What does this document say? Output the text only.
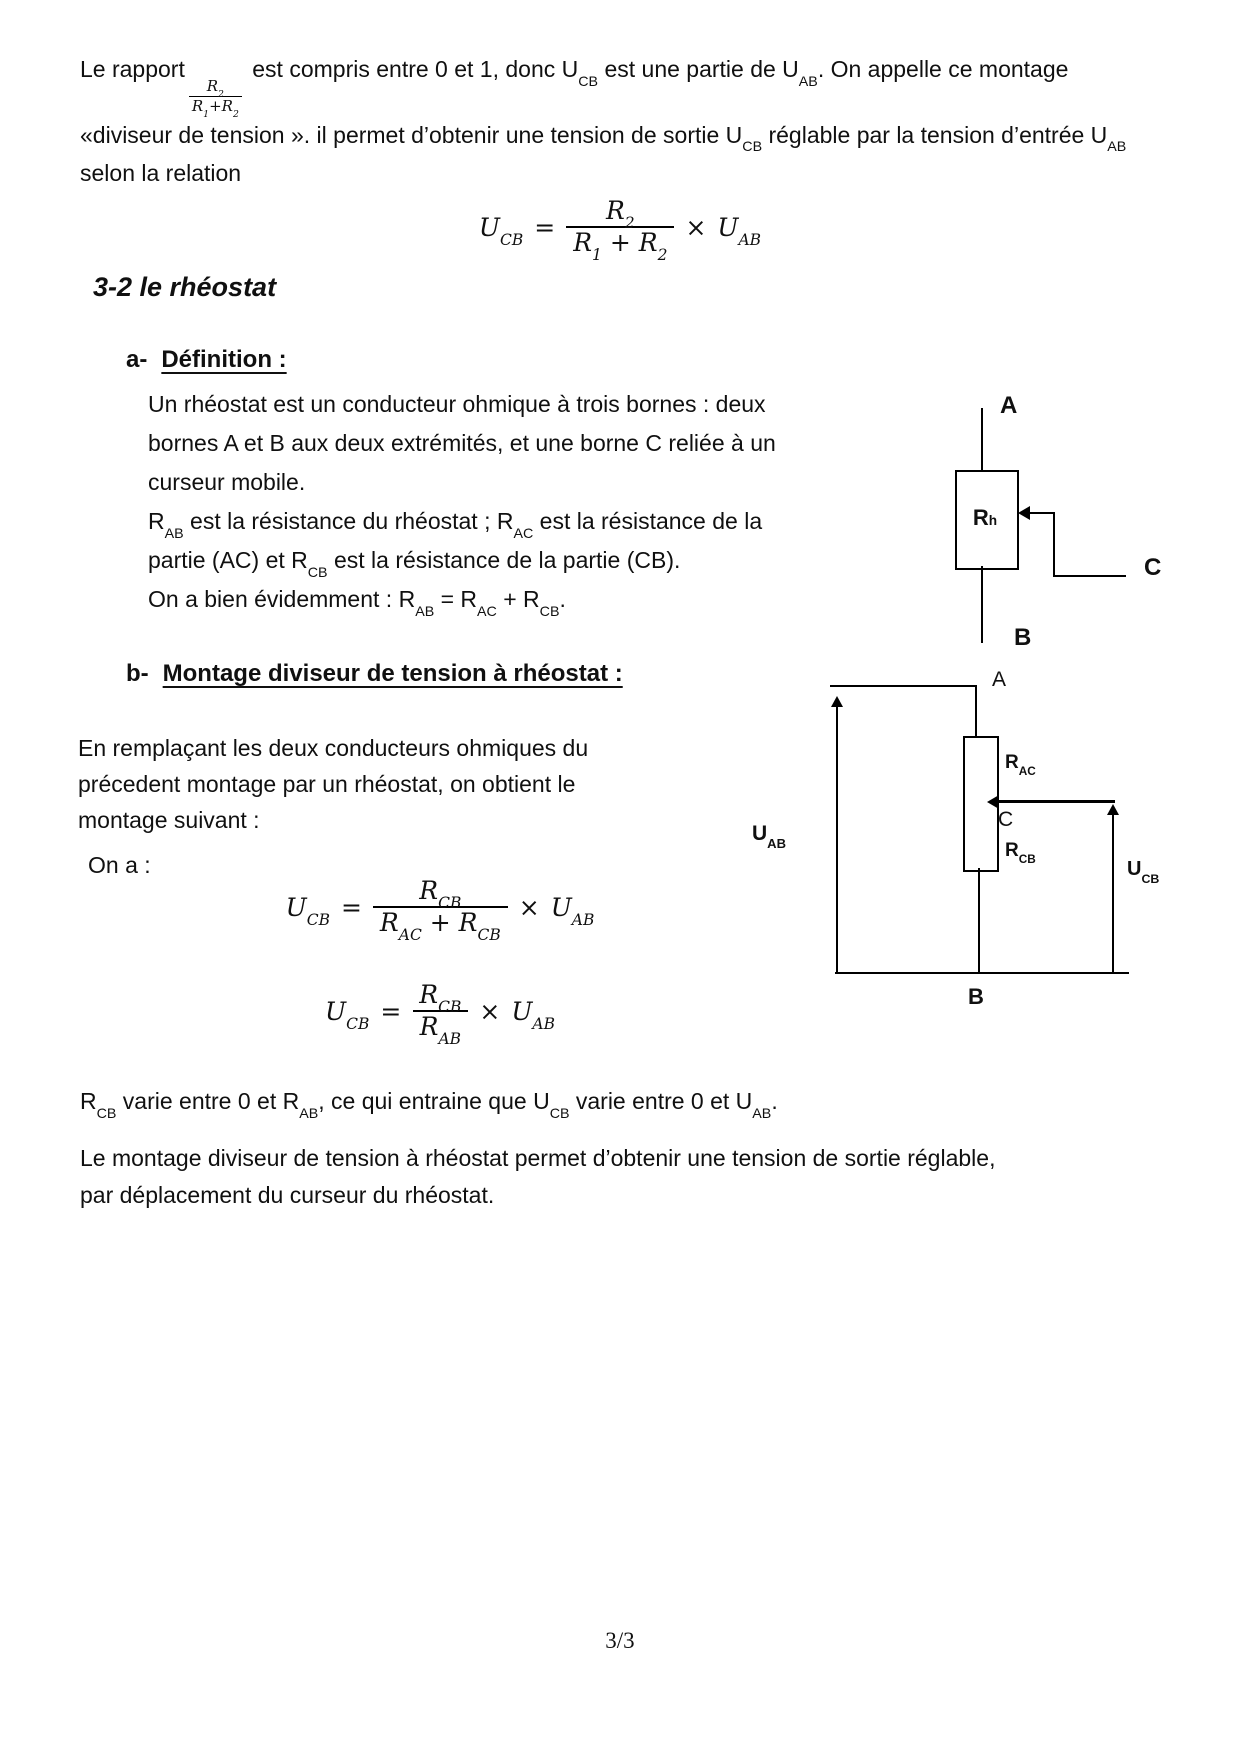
Le rapport
$\frac{R_2}{R_1+R_2}$
est compris entre 0 et 1, donc $U_{CB}$ est une partie de $U_{AB}$. On appelle ce montage «diviseur de tension ». il permet d’obtenir une tension de sortie $U_{CB}$ réglable par la tension d’entrée $U_{AB}$ selon la relation

$U_{CB} = \frac{R_2}{R_1 + R_2} \times U_{AB}$
3-2 le rhéostat
a- Définition :
Un rhéostat est un conducteur ohmique à trois bornes : deux
bornes A et B aux deux extrémités, et une borne C reliée à un
curseur mobile.
$R_{AB}$ est la résistance du rhéostat ; $R_{AC}$ est la résistance de la
partie (AC) et $R_{CB}$ est la résistance de la partie (CB).
On a bien évidemment : $R_{AB} = R_{AC} + R_{CB}$.
A
$R_h$
C
B
b- Montage diviseur de tension à rhéostat :
En remplaçant les deux conducteurs ohmiques du
précedent montage par un rhéostat, on obtient le
montage suivant :
On a :
A
$U_{AB}$
$R_{AC}$
C
$R_{CB}$	$U_{CB}$
B
$U_{CB} = \frac{R_{CB}}{R_{AC} + R_{CB}} \times U_{AB}$
$U_{CB} = \frac{R_{CB}}{R_{AB}} \times U_{AB}$
$R_{CB}$ varie entre 0 et $R_{AB}$, ce qui entraine que $U_{CB}$ varie entre 0 et $U_{AB}$.
Le montage diviseur de tension à rhéostat permet d’obtenir une tension de sortie réglable,
par déplacement du curseur du rhéostat.
3/3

» Objective
Look for the word "sortie" and return every line where it occurs.

» Result of this task
est compris entre 0 et 1, donc $U_{CB}$ est une partie de $U_{AB}$. On appelle ce montage «diviseur de tension ». il permet d’obtenir une tension de sortie $U_{CB}$ réglable par la tension d’entrée $U_{AB}$ selon la relation
Le montage diviseur de tension à rhéostat permet d’obtenir une tension de sortie réglable,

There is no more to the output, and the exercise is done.